§ WHAT IS REQUIRED:
Work out the number of lines in the records that include the word "čerpáno"; reply with that number alone.

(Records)
--- START ---

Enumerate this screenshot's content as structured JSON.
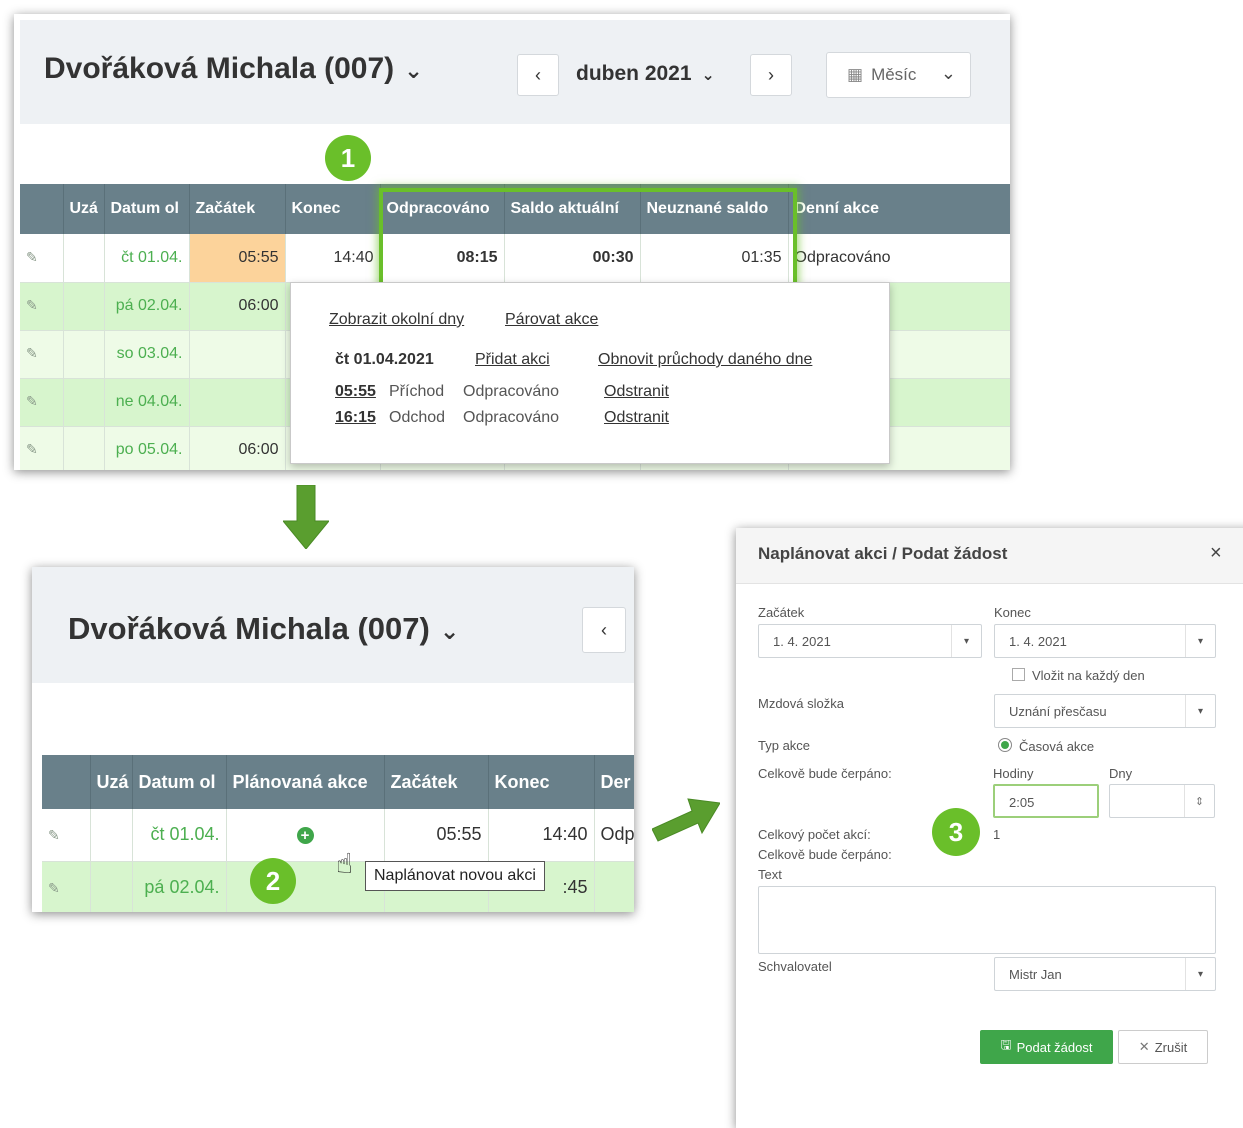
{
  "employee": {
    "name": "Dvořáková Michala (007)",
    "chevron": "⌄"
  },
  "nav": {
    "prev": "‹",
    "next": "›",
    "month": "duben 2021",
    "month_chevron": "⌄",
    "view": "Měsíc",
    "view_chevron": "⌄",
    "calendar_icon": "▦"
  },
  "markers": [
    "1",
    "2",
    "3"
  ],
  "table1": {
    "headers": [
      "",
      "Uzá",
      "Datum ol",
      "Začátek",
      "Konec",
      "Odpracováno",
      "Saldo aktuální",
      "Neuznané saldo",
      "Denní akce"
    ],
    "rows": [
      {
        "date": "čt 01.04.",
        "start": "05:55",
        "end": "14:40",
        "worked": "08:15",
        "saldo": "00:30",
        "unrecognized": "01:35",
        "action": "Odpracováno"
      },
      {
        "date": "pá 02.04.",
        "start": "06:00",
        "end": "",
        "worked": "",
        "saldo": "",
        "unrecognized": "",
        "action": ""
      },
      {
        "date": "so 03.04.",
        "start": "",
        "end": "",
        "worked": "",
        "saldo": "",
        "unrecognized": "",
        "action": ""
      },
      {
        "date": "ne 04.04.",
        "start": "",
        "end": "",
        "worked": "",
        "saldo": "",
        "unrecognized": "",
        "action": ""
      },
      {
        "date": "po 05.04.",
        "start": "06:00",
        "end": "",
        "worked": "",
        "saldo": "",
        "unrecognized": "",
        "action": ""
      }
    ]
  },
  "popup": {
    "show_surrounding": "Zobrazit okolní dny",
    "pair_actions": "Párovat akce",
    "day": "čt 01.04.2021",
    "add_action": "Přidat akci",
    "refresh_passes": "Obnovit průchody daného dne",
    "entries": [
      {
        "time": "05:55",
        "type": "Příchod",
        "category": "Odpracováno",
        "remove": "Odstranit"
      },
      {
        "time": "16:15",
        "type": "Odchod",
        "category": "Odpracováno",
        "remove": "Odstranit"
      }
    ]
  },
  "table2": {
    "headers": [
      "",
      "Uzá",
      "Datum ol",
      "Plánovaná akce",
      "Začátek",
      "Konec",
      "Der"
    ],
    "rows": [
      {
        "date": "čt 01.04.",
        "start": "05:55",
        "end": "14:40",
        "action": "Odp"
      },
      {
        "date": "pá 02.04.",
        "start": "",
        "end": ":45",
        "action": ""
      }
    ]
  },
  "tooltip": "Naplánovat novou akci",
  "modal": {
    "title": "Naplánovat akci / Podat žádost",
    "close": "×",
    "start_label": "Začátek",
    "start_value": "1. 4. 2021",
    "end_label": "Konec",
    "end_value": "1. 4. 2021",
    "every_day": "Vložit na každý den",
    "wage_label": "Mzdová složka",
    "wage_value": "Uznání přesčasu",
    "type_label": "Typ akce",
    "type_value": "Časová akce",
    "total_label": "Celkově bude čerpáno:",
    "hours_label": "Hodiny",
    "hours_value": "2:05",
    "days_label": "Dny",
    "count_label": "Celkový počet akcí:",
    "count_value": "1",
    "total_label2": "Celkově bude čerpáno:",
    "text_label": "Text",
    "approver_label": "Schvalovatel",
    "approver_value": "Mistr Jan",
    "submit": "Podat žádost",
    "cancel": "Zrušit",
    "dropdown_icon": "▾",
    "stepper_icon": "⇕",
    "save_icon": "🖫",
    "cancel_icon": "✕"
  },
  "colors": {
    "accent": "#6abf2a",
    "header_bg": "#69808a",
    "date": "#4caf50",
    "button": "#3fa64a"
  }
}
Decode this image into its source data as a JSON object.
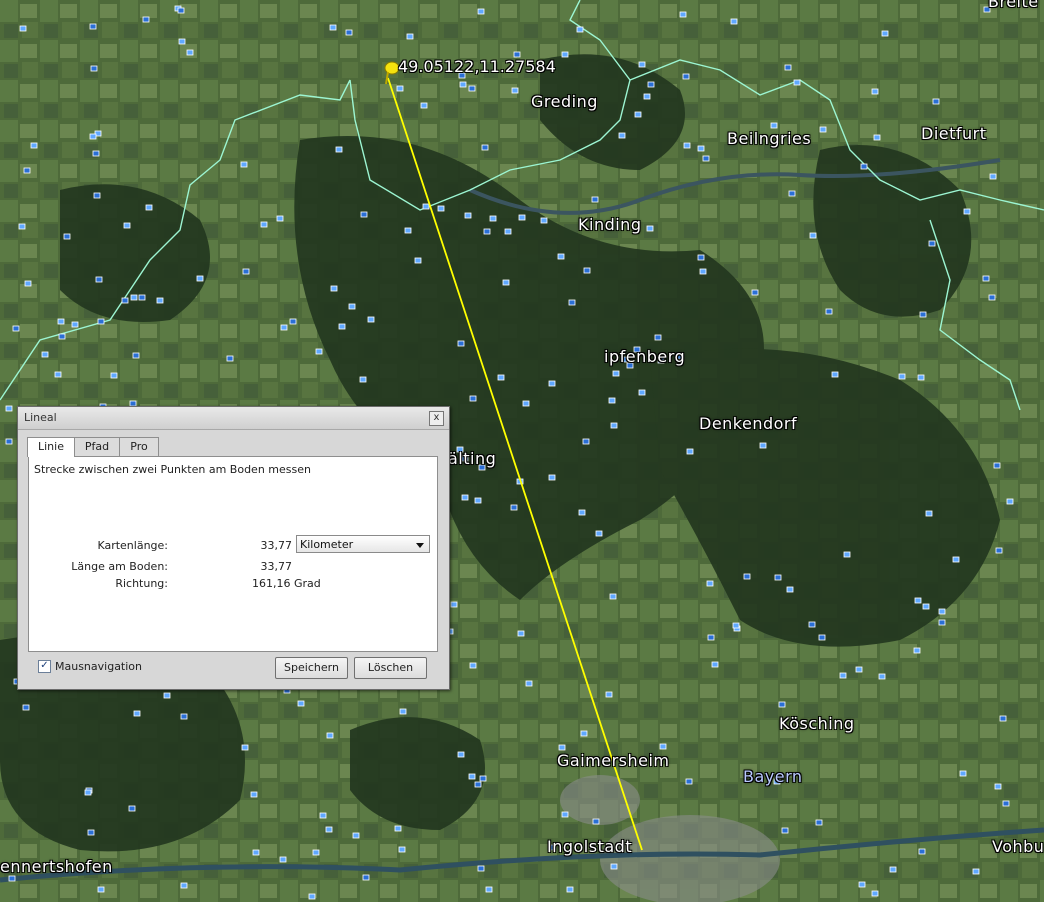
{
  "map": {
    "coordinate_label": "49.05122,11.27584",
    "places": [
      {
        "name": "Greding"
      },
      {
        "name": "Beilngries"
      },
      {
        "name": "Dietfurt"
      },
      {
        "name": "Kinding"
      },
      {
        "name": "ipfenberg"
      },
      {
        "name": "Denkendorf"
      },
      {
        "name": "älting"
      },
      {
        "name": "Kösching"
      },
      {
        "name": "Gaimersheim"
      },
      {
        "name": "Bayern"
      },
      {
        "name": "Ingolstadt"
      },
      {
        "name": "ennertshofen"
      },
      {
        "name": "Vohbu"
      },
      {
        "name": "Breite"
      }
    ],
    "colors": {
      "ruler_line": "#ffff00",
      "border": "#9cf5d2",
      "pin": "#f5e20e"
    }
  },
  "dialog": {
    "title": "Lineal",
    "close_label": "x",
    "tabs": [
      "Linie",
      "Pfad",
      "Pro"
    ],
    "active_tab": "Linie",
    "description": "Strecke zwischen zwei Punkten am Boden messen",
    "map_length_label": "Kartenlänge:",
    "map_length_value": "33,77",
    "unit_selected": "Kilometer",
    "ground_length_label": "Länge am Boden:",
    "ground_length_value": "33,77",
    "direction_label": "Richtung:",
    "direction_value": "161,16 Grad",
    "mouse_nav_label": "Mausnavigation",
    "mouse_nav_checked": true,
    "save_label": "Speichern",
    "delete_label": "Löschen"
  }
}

--- END ---

§ SOLUTION FOR THIS PROBLEM:
2